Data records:

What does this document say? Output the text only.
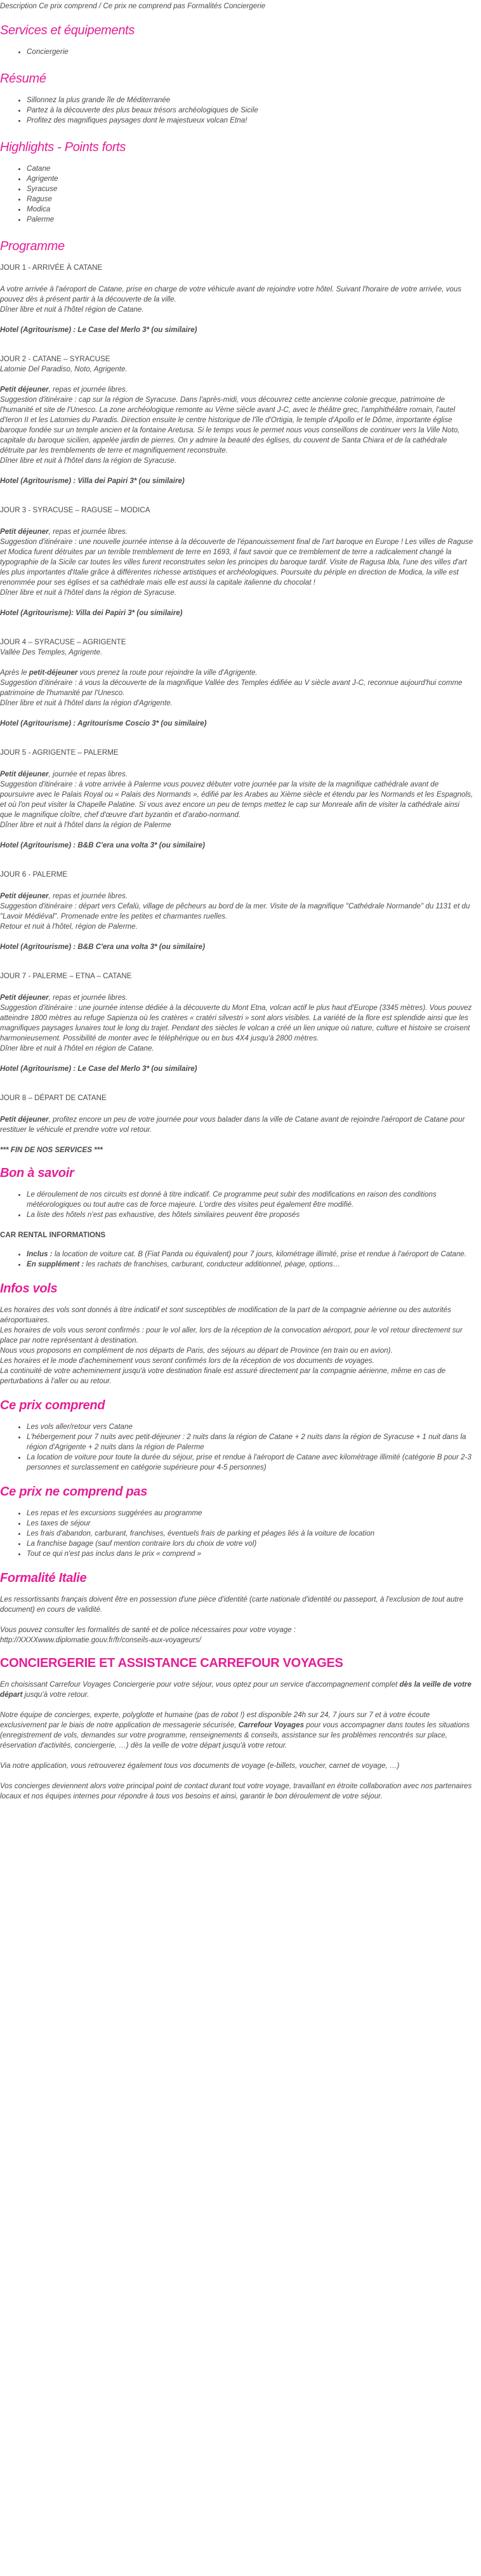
Description Ce prix comprend / Ce prix ne comprend pas Formalités Conciergerie
Services et équipements
• Conciergerie
Résumé
• Sillonnez la plus grande île de Méditerranée
• Partez à la découverte des plus beaux trésors archéologiques de Sicile
• Profitez des magnifiques paysages dont le majestueux volcan Etna!
Highlights - Points forts
• Catane
• Agrigente
• Syracuse
• Raguse
• Modica
• Palerme
Programme
JOUR 1 - ARRIVÉE À CATANE

A votre arrivée à l'aéroport de Catane, prise en charge de votre véhicule avant de rejoindre votre hôtel. Suivant l'horaire de votre arrivée, vous pouvez dès à présent partir à la découverte de la ville.

Dîner libre et nuit à l'hôtel région de Catane.

Hotel (Agritourisme) : Le Case del Merlo 3* (ou similaire)

JOUR 2 - CATANE – SYRACUSE

Latomie Del Paradiso, Noto, Agrigente.

Petit déjeuner, repas et journée libres.
Suggestion d'itinéraire : cap sur la région de Syracuse. Dans l'après-midi, vous découvrez cette ancienne colonie grecque, patrimoine de l'humanité et site de l'Unesco. La zone archéologique remonte au Vème siècle avant J-C, avec le théâtre grec, l'amphithéâtre romain, l'autel d'Ieron II et les Latomies du Paradis. Direction ensuite le centre historique de l'île d'Ortigia, le temple d'Apollo et le Dôme, importante église baroque fondée sur un temple ancien et la fontaine Aretusa. Si le temps vous le permet nous vous conseillons de continuer vers la Ville Noto, capitale du baroque sicilien, appelée jardin de pierres. On y admire la beauté des églises, du couvent de Santa Chiara et de la cathédrale détruite par les tremblements de terre et magnifiquement reconstruite.

Dîner libre et nuit à l'hôtel dans la région de Syracuse.

Hotel (Agritourisme) : Villa dei Papiri 3* (ou similaire)

JOUR 3 - SYRACUSE – RAGUSE – MODICA
Petit déjeuner, repas et journée libres.
Suggestion d'itinéraire : une nouvelle journée intense à la découverte de l'épanouissement final de l'art baroque en Europe ! Les villes de Raguse et Modica furent détruites par un terrible tremblement de terre en 1693, il faut savoir que ce tremblement de terre a radicalement changé la typographie de la Sicile car toutes les villes furent reconstruites selon les principes du baroque tardif. Visite de Ragusa Ibla, l'une des villes d'art les plus importantes d'Italie grâce à différentes richesse artistiques et archéologiques. Poursuite du périple en direction de Modica, la ville est renommée pour ses églises et sa cathédrale mais elle est aussi la capitale italienne du chocolat !

Dîner libre et nuit à l'hôtel dans la région de Syracuse.

Hotel (Agritourisme): Villa dei Papiri 3* (ou similaire)

JOUR 4 – SYRACUSE – AGRIGENTE

Vallée Des Temples, Agrigente.

Après le petit-déjeuner vous prenez la route pour rejoindre la ville d'Agrigente.
Suggestion d'itinéraire : à vous la découverte de la magnifique Vallée des Temples édifiée au V siècle avant J-C, reconnue aujourd'hui comme patrimoine de l'humanité par l'Unesco.

Dîner libre et nuit à l'hôtel dans la région d'Agrigente.

Hotel (Agritourisme) : Agritourisme Coscio 3* (ou similaire)

JOUR 5 - AGRIGENTE – PALERME
Petit déjeuner, journée et repas libres.
Suggestion d'itinéraire : à votre arrivée à Palerme vous pouvez débuter votre journée par la visite de la magnifique cathédrale avant de poursuivre avec le Palais Royal ou « Palais des Normands », édifié par les Arabes au Xième siècle et étendu par les Normands et les Espagnols, et où l'on peut visiter la Chapelle Palatine. Si vous avez encore un peu de temps mettez le cap sur Monreale afin de visiter la cathédrale ainsi que le magnifique cloître, chef d'œuvre d'art byzantin et d'arabo-normand.

Dîner libre et nuit à l'hôtel dans la région de Palerme

Hotel (Agritourisme) : B&B C'era una volta 3* (ou similaire)

JOUR 6 - PALERME
Petit déjeuner, repas et journée libres.
Suggestion d'itinéraire : départ vers Cefalù, village de pêcheurs au bord de la mer. Visite de la magnifique "Cathédrale Normande" du 1131 et du "Lavoir Médiéval". Promenade entre les petites et charmantes ruelles.

Retour et nuit à l'hôtel, région de Palerme.

Hotel (Agritourisme) : B&B C'era una volta 3* (ou similaire)

JOUR 7 - PALERME – ETNA – CATANE
Petit déjeuner, repas et journée libres.
Suggestion d'itinéraire : une journée intense dédiée à la découverte du Mont Etna, volcan actif le plus haut d'Europe (3345 mètres). Vous pouvez atteindre 1800 mètres au refuge Sapienza où les cratères « cratéri silvestri » sont alors visibles. La variété de la flore est splendide ainsi que les magnifiques paysages lunaires tout le long du trajet. Pendant des siècles le volcan a créé un lien unique où nature, culture et histoire se croisent harmonieusement. Possibilité de monter avec le téléphérique ou en bus 4X4 jusqu'à 2800 mètres.

Dîner libre et nuit à l'hôtel en région de Catane.

Hotel (Agritourisme) : Le Case del Merlo 3* (ou similaire)

JOUR 8 – DÉPART DE CATANE

Petit déjeuner, profitez encore un peu de votre journée pour vous balader dans la ville de Catane avant de rejoindre l'aéroport de Catane pour restituer le véhicule et prendre votre vol retour.

*** FIN DE NOS SERVICES ***

Bon à savoir
• Le déroulement de nos circuits est donné à titre indicatif. Ce programme peut subir des modifications en raison des conditions météorologiques ou tout autre cas de force majeure. L'ordre des visites peut également être modifié.
• La liste des hôtels n'est pas exhaustive, des hôtels similaires peuvent être proposés
CAR RENTAL INFORMATIONS
• Inclus : la location de voiture cat. B (Fiat Panda ou équivalent) pour 7 jours, kilométrage illimité, prise et rendue à l'aéroport de Catane.
• En supplément : les rachats de franchises, carburant, conducteur additionnel, péage, options…
Infos vols
Les horaires des vols sont donnés à titre indicatif et sont susceptibles de modification de la part de la compagnie aérienne ou des autorités aéroportuaires.
Les horaires de vols vous seront confirmés : pour le vol aller, lors de la réception de la convocation aéroport, pour le vol retour directement sur place par notre représentant à destination.
Nous vous proposons en complément de nos départs de Paris, des séjours au départ de Province (en train ou en avion).
Les horaires et le mode d'acheminement vous seront confirmés lors de la réception de vos documents de voyages.
La continuité de votre acheminement jusqu'à votre destination finale est assuré directement par la compagnie aérienne, même en cas de perturbations à l'aller ou au retour.
Ce prix comprend
• Les vols aller/retour vers Catane
• L'hébergement pour 7 nuits avec petit-déjeuner : 2 nuits dans la région de Catane + 2 nuits dans la région de Syracuse + 1 nuit dans la région d'Agrigente + 2 nuits dans la région de Palerme
• La location de voiture pour toute la durée du séjour, prise et rendue à l'aéroport de Catane avec kilométrage illimité (catégorie B pour 2-3 personnes et surclassement en catégorie supérieure pour 4-5 personnes)
Ce prix ne comprend pas
• Les repas et les excursions suggérées au programme
• Les taxes de séjour
• Les frais d'abandon, carburant, franchises, éventuels frais de parking et péages liés à la voiture de location
• La franchise bagage (sauf mention contraire lors du choix de votre vol)
• Tout ce qui n'est pas inclus dans le prix « comprend »
Formalité Italie

Les ressortissants français doivent être en possession d'une pièce d'identité (carte nationale d'identité ou passeport, à l'exclusion de tout autre document) en cours de validité.

Vous pouvez consulter les formalités de santé et de police nécessaires pour votre voyage :
http://XXXXwww.diplomatie.gouv.fr/fr/conseils-aux-voyageurs/

CONCIERGERIE ET ASSISTANCE CARREFOUR VOYAGES

En choisissant Carrefour Voyages Conciergerie pour votre séjour, vous optez pour un service d'accompagnement complet dès la veille de votre départ jusqu'à votre retour.

Notre équipe de concierges, experte, polyglotte et humaine (pas de robot !) est disponible 24h sur 24, 7 jours sur 7 et à votre écoute exclusivement par le biais de notre application de messagerie sécurisée, Carrefour Voyages pour vous accompagner dans toutes les situations (enregistrement de vols, demandes sur votre programme, renseignements & conseils, assistance sur les problèmes rencontrés sur place, réservation d'activités, conciergerie, …) dès la veille de votre départ jusqu'à votre retour.

Via notre application, vous retrouverez également tous vos documents de voyage (e-billets, voucher, carnet de voyage, …)

Vos concierges deviennent alors votre principal point de contact durant tout votre voyage, travaillant en étroite collaboration avec nos partenaires locaux et nos équipes internes pour répondre à tous vos besoins et ainsi, garantir le bon déroulement de votre séjour.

#### [Exercise task]
From the entries above, collect every line with the string "réception" in it.

#### [Reply to the exercise]
Les horaires de vols vous seront confirmés : pour le vol aller, lors de la réception de la convocation aéroport, pour le vol retour directement sur place par notre représentant à destination.
Les horaires et le mode d'acheminement vous seront confirmés lors de la réception de vos documents de voyages.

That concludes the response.